Dataset excerpt:
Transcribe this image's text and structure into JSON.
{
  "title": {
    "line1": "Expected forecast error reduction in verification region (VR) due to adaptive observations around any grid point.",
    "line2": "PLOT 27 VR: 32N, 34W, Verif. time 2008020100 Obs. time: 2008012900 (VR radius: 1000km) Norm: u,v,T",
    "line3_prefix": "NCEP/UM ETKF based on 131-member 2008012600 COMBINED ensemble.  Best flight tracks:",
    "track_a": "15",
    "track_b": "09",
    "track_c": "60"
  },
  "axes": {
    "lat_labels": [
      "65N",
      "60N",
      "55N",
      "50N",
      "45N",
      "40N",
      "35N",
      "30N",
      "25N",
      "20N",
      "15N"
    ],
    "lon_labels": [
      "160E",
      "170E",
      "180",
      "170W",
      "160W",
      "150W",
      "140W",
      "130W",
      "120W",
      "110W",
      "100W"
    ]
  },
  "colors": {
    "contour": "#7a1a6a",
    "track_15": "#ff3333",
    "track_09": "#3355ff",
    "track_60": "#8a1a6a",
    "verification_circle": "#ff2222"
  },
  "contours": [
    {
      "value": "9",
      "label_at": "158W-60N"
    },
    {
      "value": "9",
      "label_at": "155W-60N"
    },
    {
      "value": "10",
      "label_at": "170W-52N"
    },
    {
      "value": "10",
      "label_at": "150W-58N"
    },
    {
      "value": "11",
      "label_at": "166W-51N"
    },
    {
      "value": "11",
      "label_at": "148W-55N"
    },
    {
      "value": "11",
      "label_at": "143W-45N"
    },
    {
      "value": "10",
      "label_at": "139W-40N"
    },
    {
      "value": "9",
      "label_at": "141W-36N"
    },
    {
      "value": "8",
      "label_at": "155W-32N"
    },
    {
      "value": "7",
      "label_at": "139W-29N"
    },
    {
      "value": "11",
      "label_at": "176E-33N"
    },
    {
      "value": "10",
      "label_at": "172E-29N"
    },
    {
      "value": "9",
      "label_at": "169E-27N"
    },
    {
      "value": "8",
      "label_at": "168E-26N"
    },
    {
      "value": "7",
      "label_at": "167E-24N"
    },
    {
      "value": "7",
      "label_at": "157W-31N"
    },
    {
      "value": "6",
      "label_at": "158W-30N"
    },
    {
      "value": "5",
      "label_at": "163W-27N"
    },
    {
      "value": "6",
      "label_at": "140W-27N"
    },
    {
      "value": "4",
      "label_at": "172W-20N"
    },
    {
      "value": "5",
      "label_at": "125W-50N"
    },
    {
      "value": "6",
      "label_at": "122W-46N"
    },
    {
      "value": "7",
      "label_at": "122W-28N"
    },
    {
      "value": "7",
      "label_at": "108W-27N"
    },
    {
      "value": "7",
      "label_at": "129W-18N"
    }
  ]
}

## EXERCISE AIM
Repeat the data above exactly.

## WRITTEN REPLY
Transcribe this image's text and structure into JSON.
{
  "title": {
    "line1": "Expected forecast error reduction in verification region (VR) due to adaptive observations around any grid point.",
    "line2": "PLOT 27 VR: 32N, 34W, Verif. time 2008020100 Obs. time: 2008012900 (VR radius: 1000km) Norm: u,v,T",
    "line3_prefix": "NCEP/UM ETKF based on 131-member 2008012600 COMBINED ensemble.  Best flight tracks:",
    "track_a": "15",
    "track_b": "09",
    "track_c": "60"
  },
  "axes": {
    "lat_labels": [
      "65N",
      "60N",
      "55N",
      "50N",
      "45N",
      "40N",
      "35N",
      "30N",
      "25N",
      "20N",
      "15N"
    ],
    "lon_labels": [
      "160E",
      "170E",
      "180",
      "170W",
      "160W",
      "150W",
      "140W",
      "130W",
      "120W",
      "110W",
      "100W"
    ]
  },
  "colors": {
    "contour": "#7a1a6a",
    "track_15": "#ff3333",
    "track_09": "#3355ff",
    "track_60": "#8a1a6a",
    "verification_circle": "#ff2222"
  },
  "contours": [
    {
      "value": "9",
      "label_at": "158W-60N"
    },
    {
      "value": "9",
      "label_at": "155W-60N"
    },
    {
      "value": "10",
      "label_at": "170W-52N"
    },
    {
      "value": "10",
      "label_at": "150W-58N"
    },
    {
      "value": "11",
      "label_at": "166W-51N"
    },
    {
      "value": "11",
      "label_at": "148W-55N"
    },
    {
      "value": "11",
      "label_at": "143W-45N"
    },
    {
      "value": "10",
      "label_at": "139W-40N"
    },
    {
      "value": "9",
      "label_at": "141W-36N"
    },
    {
      "value": "8",
      "label_at": "155W-32N"
    },
    {
      "value": "7",
      "label_at": "139W-29N"
    },
    {
      "value": "11",
      "label_at": "176E-33N"
    },
    {
      "value": "10",
      "label_at": "172E-29N"
    },
    {
      "value": "9",
      "label_at": "169E-27N"
    },
    {
      "value": "8",
      "label_at": "168E-26N"
    },
    {
      "value": "7",
      "label_at": "167E-24N"
    },
    {
      "value": "7",
      "label_at": "157W-31N"
    },
    {
      "value": "6",
      "label_at": "158W-30N"
    },
    {
      "value": "5",
      "label_at": "163W-27N"
    },
    {
      "value": "6",
      "label_at": "140W-27N"
    },
    {
      "value": "4",
      "label_at": "172W-20N"
    },
    {
      "value": "5",
      "label_at": "125W-50N"
    },
    {
      "value": "6",
      "label_at": "122W-46N"
    },
    {
      "value": "7",
      "label_at": "122W-28N"
    },
    {
      "value": "7",
      "label_at": "108W-27N"
    },
    {
      "value": "7",
      "label_at": "129W-18N"
    }
  ]
}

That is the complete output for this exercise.